[Data entries]
|---|

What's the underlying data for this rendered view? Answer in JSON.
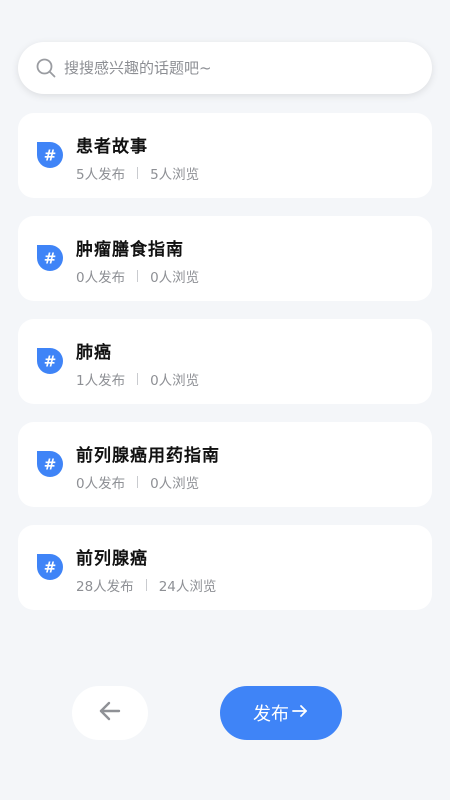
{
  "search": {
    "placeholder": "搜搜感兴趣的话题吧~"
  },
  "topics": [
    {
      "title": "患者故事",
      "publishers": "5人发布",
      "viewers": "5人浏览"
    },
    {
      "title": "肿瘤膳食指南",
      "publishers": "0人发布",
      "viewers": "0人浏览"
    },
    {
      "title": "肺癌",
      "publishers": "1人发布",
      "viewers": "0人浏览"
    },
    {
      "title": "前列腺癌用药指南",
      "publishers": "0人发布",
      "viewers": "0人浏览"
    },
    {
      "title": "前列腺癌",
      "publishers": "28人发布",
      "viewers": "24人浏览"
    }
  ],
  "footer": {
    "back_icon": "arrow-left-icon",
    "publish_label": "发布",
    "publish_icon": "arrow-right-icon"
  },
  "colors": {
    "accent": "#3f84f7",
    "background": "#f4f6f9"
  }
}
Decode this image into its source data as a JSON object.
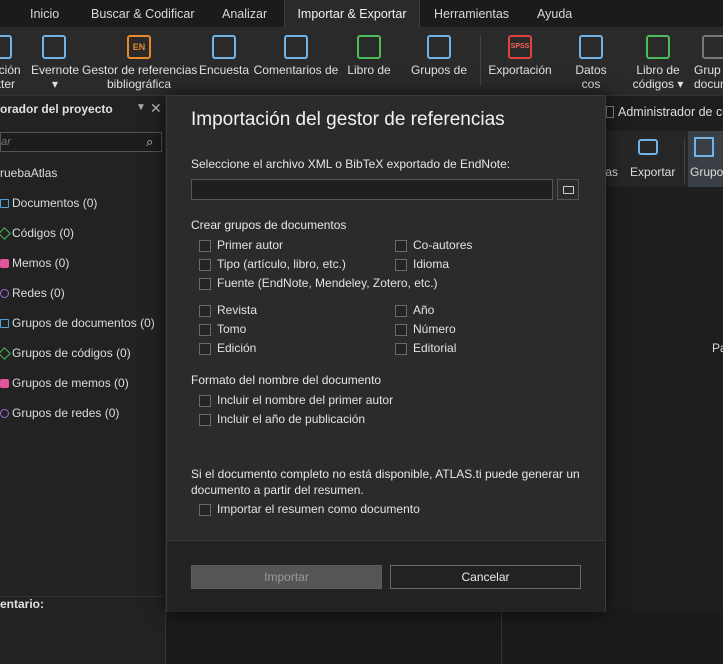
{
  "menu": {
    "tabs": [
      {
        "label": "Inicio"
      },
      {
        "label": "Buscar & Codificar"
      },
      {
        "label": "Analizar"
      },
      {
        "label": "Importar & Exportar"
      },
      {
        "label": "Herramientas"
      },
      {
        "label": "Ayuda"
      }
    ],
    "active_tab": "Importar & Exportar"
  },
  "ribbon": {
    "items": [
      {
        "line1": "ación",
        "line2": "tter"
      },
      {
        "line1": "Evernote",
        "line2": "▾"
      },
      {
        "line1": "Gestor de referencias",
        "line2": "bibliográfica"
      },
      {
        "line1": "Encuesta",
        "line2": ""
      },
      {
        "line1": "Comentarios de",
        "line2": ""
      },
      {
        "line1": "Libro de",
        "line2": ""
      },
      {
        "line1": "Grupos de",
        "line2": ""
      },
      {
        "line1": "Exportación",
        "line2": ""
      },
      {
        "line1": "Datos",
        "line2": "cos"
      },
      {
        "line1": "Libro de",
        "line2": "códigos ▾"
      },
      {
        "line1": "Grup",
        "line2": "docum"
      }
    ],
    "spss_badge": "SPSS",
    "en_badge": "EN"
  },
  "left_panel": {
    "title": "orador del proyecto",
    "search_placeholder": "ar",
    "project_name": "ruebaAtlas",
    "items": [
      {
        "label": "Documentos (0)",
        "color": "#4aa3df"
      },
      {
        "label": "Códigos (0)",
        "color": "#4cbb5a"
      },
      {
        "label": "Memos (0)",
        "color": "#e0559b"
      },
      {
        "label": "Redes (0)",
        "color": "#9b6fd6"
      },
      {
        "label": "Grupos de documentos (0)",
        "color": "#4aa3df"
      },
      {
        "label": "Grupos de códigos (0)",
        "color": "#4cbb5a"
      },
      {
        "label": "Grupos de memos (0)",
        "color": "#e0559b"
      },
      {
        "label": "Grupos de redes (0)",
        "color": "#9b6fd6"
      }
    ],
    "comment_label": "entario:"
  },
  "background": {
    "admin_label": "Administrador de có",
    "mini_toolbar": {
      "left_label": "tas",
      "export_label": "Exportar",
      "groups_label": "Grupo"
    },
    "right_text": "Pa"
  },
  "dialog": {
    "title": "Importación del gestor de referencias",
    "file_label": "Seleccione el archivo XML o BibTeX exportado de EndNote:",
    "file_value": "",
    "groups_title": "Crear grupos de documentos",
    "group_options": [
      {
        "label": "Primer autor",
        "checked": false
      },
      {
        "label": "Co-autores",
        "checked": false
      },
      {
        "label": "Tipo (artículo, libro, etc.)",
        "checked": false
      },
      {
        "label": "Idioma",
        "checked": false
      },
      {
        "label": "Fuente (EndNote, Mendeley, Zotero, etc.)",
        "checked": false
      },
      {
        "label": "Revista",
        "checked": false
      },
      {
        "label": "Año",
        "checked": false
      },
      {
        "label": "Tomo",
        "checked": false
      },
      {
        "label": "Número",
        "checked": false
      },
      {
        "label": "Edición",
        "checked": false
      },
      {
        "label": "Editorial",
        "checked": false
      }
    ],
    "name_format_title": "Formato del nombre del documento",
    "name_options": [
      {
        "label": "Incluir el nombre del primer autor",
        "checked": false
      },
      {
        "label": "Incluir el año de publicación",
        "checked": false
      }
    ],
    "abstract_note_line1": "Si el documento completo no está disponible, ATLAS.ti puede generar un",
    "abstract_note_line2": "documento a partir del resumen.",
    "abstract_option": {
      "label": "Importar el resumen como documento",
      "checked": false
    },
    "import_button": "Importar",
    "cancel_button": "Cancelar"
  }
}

|---|

Repeat the material above verbatim, with no pictures in the output.

What's the underlying data for this rendered view? Answer in JSON.
{
  "search": {
    "placeholder": "搜搜感兴趣的话题吧~"
  },
  "topics": [
    {
      "title": "患者故事",
      "publishers": "5人发布",
      "viewers": "5人浏览"
    },
    {
      "title": "肿瘤膳食指南",
      "publishers": "0人发布",
      "viewers": "0人浏览"
    },
    {
      "title": "肺癌",
      "publishers": "1人发布",
      "viewers": "0人浏览"
    },
    {
      "title": "前列腺癌用药指南",
      "publishers": "0人发布",
      "viewers": "0人浏览"
    },
    {
      "title": "前列腺癌",
      "publishers": "28人发布",
      "viewers": "24人浏览"
    }
  ],
  "footer": {
    "back_icon": "arrow-left-icon",
    "publish_label": "发布",
    "publish_icon": "arrow-right-icon"
  },
  "colors": {
    "accent": "#3f84f7",
    "background": "#f4f6f9"
  }
}
Decode this image into its source data as a JSON object.
{
  "menu": {
    "tabs": [
      {
        "label": "Inicio"
      },
      {
        "label": "Buscar & Codificar"
      },
      {
        "label": "Analizar"
      },
      {
        "label": "Importar & Exportar"
      },
      {
        "label": "Herramientas"
      },
      {
        "label": "Ayuda"
      }
    ],
    "active_tab": "Importar & Exportar"
  },
  "ribbon": {
    "items": [
      {
        "line1": "ación",
        "line2": "tter"
      },
      {
        "line1": "Evernote",
        "line2": "▾"
      },
      {
        "line1": "Gestor de referencias",
        "line2": "bibliográfica"
      },
      {
        "line1": "Encuesta",
        "line2": ""
      },
      {
        "line1": "Comentarios de",
        "line2": ""
      },
      {
        "line1": "Libro de",
        "line2": ""
      },
      {
        "line1": "Grupos de",
        "line2": ""
      },
      {
        "line1": "Exportación",
        "line2": ""
      },
      {
        "line1": "Datos",
        "line2": "cos"
      },
      {
        "line1": "Libro de",
        "line2": "códigos ▾"
      },
      {
        "line1": "Grup",
        "line2": "docum"
      }
    ],
    "spss_badge": "SPSS",
    "en_badge": "EN"
  },
  "left_panel": {
    "title": "orador del proyecto",
    "search_placeholder": "ar",
    "project_name": "ruebaAtlas",
    "items": [
      {
        "label": "Documentos (0)",
        "color": "#4aa3df"
      },
      {
        "label": "Códigos (0)",
        "color": "#4cbb5a"
      },
      {
        "label": "Memos (0)",
        "color": "#e0559b"
      },
      {
        "label": "Redes (0)",
        "color": "#9b6fd6"
      },
      {
        "label": "Grupos de documentos (0)",
        "color": "#4aa3df"
      },
      {
        "label": "Grupos de códigos (0)",
        "color": "#4cbb5a"
      },
      {
        "label": "Grupos de memos (0)",
        "color": "#e0559b"
      },
      {
        "label": "Grupos de redes (0)",
        "color": "#9b6fd6"
      }
    ],
    "comment_label": "entario:"
  },
  "background": {
    "admin_label": "Administrador de có",
    "mini_toolbar": {
      "left_label": "tas",
      "export_label": "Exportar",
      "groups_label": "Grupo"
    },
    "right_text": "Pa"
  },
  "dialog": {
    "title": "Importación del gestor de referencias",
    "file_label": "Seleccione el archivo XML o BibTeX exportado de EndNote:",
    "file_value": "",
    "groups_title": "Crear grupos de documentos",
    "group_options": [
      {
        "label": "Primer autor",
        "checked": false
      },
      {
        "label": "Co-autores",
        "checked": false
      },
      {
        "label": "Tipo (artículo, libro, etc.)",
        "checked": false
      },
      {
        "label": "Idioma",
        "checked": false
      },
      {
        "label": "Fuente (EndNote, Mendeley, Zotero, etc.)",
        "checked": false
      },
      {
        "label": "Revista",
        "checked": false
      },
      {
        "label": "Año",
        "checked": false
      },
      {
        "label": "Tomo",
        "checked": false
      },
      {
        "label": "Número",
        "checked": false
      },
      {
        "label": "Edición",
        "checked": false
      },
      {
        "label": "Editorial",
        "checked": false
      }
    ],
    "name_format_title": "Formato del nombre del documento",
    "name_options": [
      {
        "label": "Incluir el nombre del primer autor",
        "checked": false
      },
      {
        "label": "Incluir el año de publicación",
        "checked": false
      }
    ],
    "abstract_note_line1": "Si el documento completo no está disponible, ATLAS.ti puede generar un",
    "abstract_note_line2": "documento a partir del resumen.",
    "abstract_option": {
      "label": "Importar el resumen como documento",
      "checked": false
    },
    "import_button": "Importar",
    "cancel_button": "Cancelar"
  }
}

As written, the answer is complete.